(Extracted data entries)
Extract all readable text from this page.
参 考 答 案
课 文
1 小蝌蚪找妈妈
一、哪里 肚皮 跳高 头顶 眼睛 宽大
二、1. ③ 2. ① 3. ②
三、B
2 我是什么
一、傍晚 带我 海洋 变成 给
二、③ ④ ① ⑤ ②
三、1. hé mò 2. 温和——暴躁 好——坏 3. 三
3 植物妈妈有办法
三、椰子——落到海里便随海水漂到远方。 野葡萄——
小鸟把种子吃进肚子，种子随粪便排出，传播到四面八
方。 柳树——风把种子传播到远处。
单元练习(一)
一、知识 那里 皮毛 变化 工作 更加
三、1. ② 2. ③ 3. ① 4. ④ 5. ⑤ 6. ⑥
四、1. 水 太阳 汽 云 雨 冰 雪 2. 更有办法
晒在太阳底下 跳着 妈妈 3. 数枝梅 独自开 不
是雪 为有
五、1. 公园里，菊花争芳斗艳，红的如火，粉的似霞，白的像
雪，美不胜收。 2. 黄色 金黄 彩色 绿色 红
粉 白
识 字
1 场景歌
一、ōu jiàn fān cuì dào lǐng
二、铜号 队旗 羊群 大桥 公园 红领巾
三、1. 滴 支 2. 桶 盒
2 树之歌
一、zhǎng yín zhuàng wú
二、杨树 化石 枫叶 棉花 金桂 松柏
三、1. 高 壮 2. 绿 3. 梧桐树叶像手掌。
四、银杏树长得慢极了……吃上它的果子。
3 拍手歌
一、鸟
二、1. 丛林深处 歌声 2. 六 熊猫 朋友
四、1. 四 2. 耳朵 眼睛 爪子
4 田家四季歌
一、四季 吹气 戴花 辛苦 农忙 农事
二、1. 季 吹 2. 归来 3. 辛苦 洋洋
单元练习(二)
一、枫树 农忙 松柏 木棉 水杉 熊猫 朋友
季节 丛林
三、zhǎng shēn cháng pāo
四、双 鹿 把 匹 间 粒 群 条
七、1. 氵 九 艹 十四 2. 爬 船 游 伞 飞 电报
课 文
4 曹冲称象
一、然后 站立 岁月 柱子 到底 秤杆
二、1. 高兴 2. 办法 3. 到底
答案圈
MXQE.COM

**GOAL:** Reproduce every entry shown above, precisely as it stands.

**EXPECTED OUTPUT:**
Extract all readable text from this page.
参 考 答 案
课 文
1 小蝌蚪找妈妈
一、哪里 肚皮 跳高 头顶 眼睛 宽大
二、1. ③ 2. ① 3. ②
三、B
2 我是什么
一、傍晚 带我 海洋 变成 给
二、③ ④ ① ⑤ ②
三、1. hé mò 2. 温和——暴躁 好——坏 3. 三
3 植物妈妈有办法
三、椰子——落到海里便随海水漂到远方。 野葡萄——
小鸟把种子吃进肚子，种子随粪便排出，传播到四面八
方。 柳树——风把种子传播到远处。
单元练习(一)
一、知识 那里 皮毛 变化 工作 更加
三、1. ② 2. ③ 3. ① 4. ④ 5. ⑤ 6. ⑥
四、1. 水 太阳 汽 云 雨 冰 雪 2. 更有办法
晒在太阳底下 跳着 妈妈 3. 数枝梅 独自开 不
是雪 为有
五、1. 公园里，菊花争芳斗艳，红的如火，粉的似霞，白的像
雪，美不胜收。 2. 黄色 金黄 彩色 绿色 红
粉 白
识 字
1 场景歌
一、ōu jiàn fān cuì dào lǐng
二、铜号 队旗 羊群 大桥 公园 红领巾
三、1. 滴 支 2. 桶 盒
2 树之歌
一、zhǎng yín zhuàng wú
二、杨树 化石 枫叶 棉花 金桂 松柏
三、1. 高 壮 2. 绿 3. 梧桐树叶像手掌。
四、银杏树长得慢极了……吃上它的果子。
3 拍手歌
一、鸟
二、1. 丛林深处 歌声 2. 六 熊猫 朋友
四、1. 四 2. 耳朵 眼睛 爪子
4 田家四季歌
一、四季 吹气 戴花 辛苦 农忙 农事
二、1. 季 吹 2. 归来 3. 辛苦 洋洋
单元练习(二)
一、枫树 农忙 松柏 木棉 水杉 熊猫 朋友
季节 丛林
三、zhǎng shēn cháng pāo
四、双 鹿 把 匹 间 粒 群 条
七、1. 氵 九 艹 十四 2. 爬 船 游 伞 飞 电报
课 文
4 曹冲称象
一、然后 站立 岁月 柱子 到底 秤杆
二、1. 高兴 2. 办法 3. 到底
答案圈
MXQE.COM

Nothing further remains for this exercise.